Problem statement:
Quote every line below exactly as it reads.

------ Dataset extract

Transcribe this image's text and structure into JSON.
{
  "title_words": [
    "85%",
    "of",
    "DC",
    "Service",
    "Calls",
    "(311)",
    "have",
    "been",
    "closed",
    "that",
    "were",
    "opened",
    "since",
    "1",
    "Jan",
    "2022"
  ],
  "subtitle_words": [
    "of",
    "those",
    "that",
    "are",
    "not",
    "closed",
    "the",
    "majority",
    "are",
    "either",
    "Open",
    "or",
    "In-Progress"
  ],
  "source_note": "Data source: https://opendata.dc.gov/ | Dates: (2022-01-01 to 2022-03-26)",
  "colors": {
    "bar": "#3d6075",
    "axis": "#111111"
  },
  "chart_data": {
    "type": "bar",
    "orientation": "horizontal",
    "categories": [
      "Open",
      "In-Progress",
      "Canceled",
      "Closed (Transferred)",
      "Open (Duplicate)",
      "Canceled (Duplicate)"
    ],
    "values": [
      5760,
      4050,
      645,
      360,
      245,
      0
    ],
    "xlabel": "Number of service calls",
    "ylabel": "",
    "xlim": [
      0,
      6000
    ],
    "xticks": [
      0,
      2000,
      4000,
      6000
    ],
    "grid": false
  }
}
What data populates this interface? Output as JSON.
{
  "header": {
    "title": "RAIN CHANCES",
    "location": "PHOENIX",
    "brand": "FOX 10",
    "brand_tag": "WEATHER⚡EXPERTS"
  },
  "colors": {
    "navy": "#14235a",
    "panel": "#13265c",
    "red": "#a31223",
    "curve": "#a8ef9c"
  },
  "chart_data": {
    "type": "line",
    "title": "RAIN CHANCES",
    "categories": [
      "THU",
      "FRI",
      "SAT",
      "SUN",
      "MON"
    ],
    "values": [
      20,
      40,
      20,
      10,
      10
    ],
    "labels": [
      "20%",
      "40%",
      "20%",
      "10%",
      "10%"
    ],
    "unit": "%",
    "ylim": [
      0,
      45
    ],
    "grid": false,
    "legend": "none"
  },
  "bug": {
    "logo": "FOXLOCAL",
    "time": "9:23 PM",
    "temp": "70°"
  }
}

------------

Task solution:
Transcribe this image's text and structure into JSON.
{
  "title_words": [
    "85%",
    "of",
    "DC",
    "Service",
    "Calls",
    "(311)",
    "have",
    "been",
    "closed",
    "that",
    "were",
    "opened",
    "since",
    "1",
    "Jan",
    "2022"
  ],
  "subtitle_words": [
    "of",
    "those",
    "that",
    "are",
    "not",
    "closed",
    "the",
    "majority",
    "are",
    "either",
    "Open",
    "or",
    "In-Progress"
  ],
  "source_note": "Data source: https://opendata.dc.gov/ | Dates: (2022-01-01 to 2022-03-26)",
  "colors": {
    "bar": "#3d6075",
    "axis": "#111111"
  },
  "chart_data": {
    "type": "bar",
    "orientation": "horizontal",
    "categories": [
      "Open",
      "In-Progress",
      "Canceled",
      "Closed (Transferred)",
      "Open (Duplicate)",
      "Canceled (Duplicate)"
    ],
    "values": [
      5760,
      4050,
      645,
      360,
      245,
      0
    ],
    "xlabel": "Number of service calls",
    "ylabel": "",
    "xlim": [
      0,
      6000
    ],
    "xticks": [
      0,
      2000,
      4000,
      6000
    ],
    "grid": false
  }
}
What data populates this interface? Output as JSON.
{
  "header": {
    "title": "RAIN CHANCES",
    "location": "PHOENIX",
    "brand": "FOX 10",
    "brand_tag": "WEATHER⚡EXPERTS"
  },
  "colors": {
    "navy": "#14235a",
    "panel": "#13265c",
    "red": "#a31223",
    "curve": "#a8ef9c"
  },
  "chart_data": {
    "type": "line",
    "title": "RAIN CHANCES",
    "categories": [
      "THU",
      "FRI",
      "SAT",
      "SUN",
      "MON"
    ],
    "values": [
      20,
      40,
      20,
      10,
      10
    ],
    "labels": [
      "20%",
      "40%",
      "20%",
      "10%",
      "10%"
    ],
    "unit": "%",
    "ylim": [
      0,
      45
    ],
    "grid": false,
    "legend": "none"
  },
  "bug": {
    "logo": "FOXLOCAL",
    "time": "9:23 PM",
    "temp": "70°"
  }
}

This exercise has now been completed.